▸ Entries with figure data
+ + +
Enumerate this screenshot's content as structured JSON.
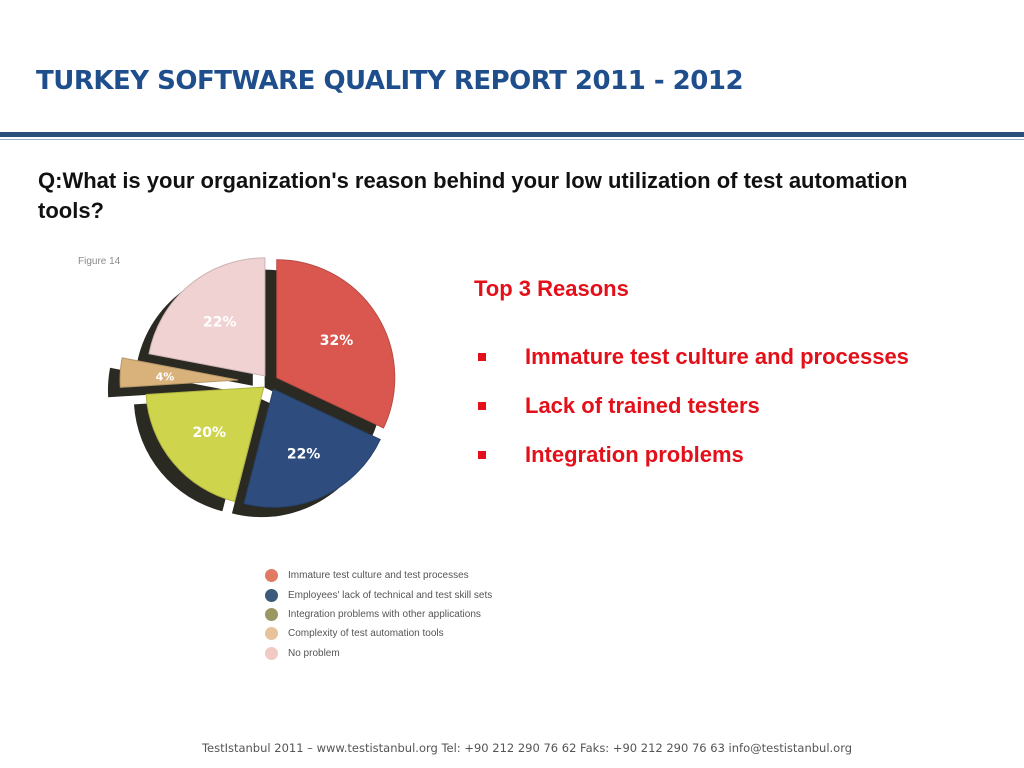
{
  "slide": {
    "title": "TURKEY SOFTWARE QUALITY REPORT 2011 - 2012",
    "question": "Q:What is your organization's reason behind your low utilization of test automation tools?",
    "footer": "TestIstanbul 2011 – www.testistanbul.org  Tel: +90 212 290 76 62 Faks: +90 212 290 76 63 info@testistanbul.org"
  },
  "figure_label": "Figure 14",
  "reasons": {
    "heading": "Top 3 Reasons",
    "items": [
      "Immature test culture and processes",
      "Lack of trained testers",
      "Integration problems"
    ]
  },
  "chart_data": {
    "type": "pie",
    "title": "",
    "categories": [
      "Immature test culture and test processes",
      "Employees' lack of technical and test skill sets",
      "Integration problems with other applications",
      "Complexity of test automation tools",
      "No problem"
    ],
    "values": [
      32,
      22,
      20,
      4,
      22
    ],
    "labels": [
      "32%",
      "22%",
      "20%",
      "4%",
      "22%"
    ],
    "colors": [
      "#d9574f",
      "#2e4d7e",
      "#cfd44d",
      "#d8b27a",
      "#f0d2d2"
    ],
    "legend_colors": [
      "#e07a62",
      "#3c5a7c",
      "#9a9760",
      "#e7c39b",
      "#f2c9c3"
    ],
    "legend_position": "bottom",
    "exploded": true,
    "style": "3d"
  }
}
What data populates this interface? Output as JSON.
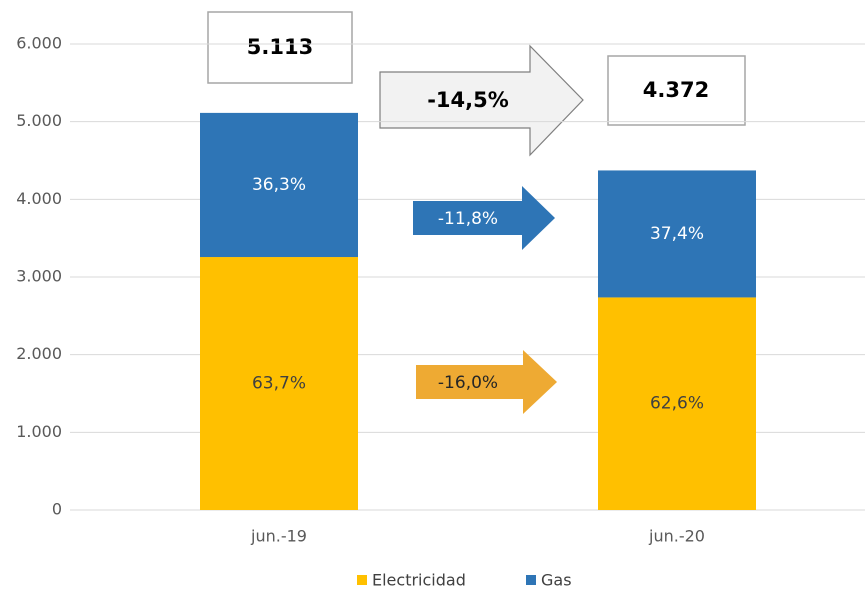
{
  "chart_data": {
    "type": "stacked_bar",
    "categories": [
      "jun.-19",
      "jun.-20"
    ],
    "series": [
      {
        "name": "Electricidad",
        "color": "#ffc000",
        "values": [
          3257,
          2737
        ],
        "share_labels": [
          "63,7%",
          "62,6%"
        ],
        "label_color": "#404040",
        "change": {
          "value": -16.0,
          "label": "-16,0%"
        },
        "change_color": "#eeaa33",
        "change_text_color": "#262626"
      },
      {
        "name": "Gas",
        "color": "#2e75b6",
        "values": [
          1856,
          1635
        ],
        "share_labels": [
          "36,3%",
          "37,4%"
        ],
        "label_color": "#ffffff",
        "change": {
          "value": -11.8,
          "label": "-11,8%"
        },
        "change_color": "#2e75b6",
        "change_text_color": "#ffffff"
      }
    ],
    "totals": [
      {
        "value": 5113,
        "label": "5.113"
      },
      {
        "value": 4372,
        "label": "4.372"
      }
    ],
    "total_change": {
      "value": -14.5,
      "label": "-14,5%"
    },
    "ylim": [
      0,
      6000
    ],
    "yticks": [
      0,
      {
        "value": 1000,
        "label": "1.000"
      },
      {
        "value": 2000,
        "label": "2.000"
      },
      {
        "value": 3000,
        "label": "3.000"
      },
      {
        "value": 4000,
        "label": "4.000"
      },
      {
        "value": 5000,
        "label": "5.000"
      },
      {
        "value": 6000,
        "label": "6.000"
      }
    ],
    "grid": true,
    "legend": "bottom"
  }
}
+ + +
Show all lines from the records above where the word "automation" occurs.

▸ Response to this exercise
    "question": "Q:What is your organization's reason behind your low utilization of test automation tools?",
      "Complexity of test automation tools",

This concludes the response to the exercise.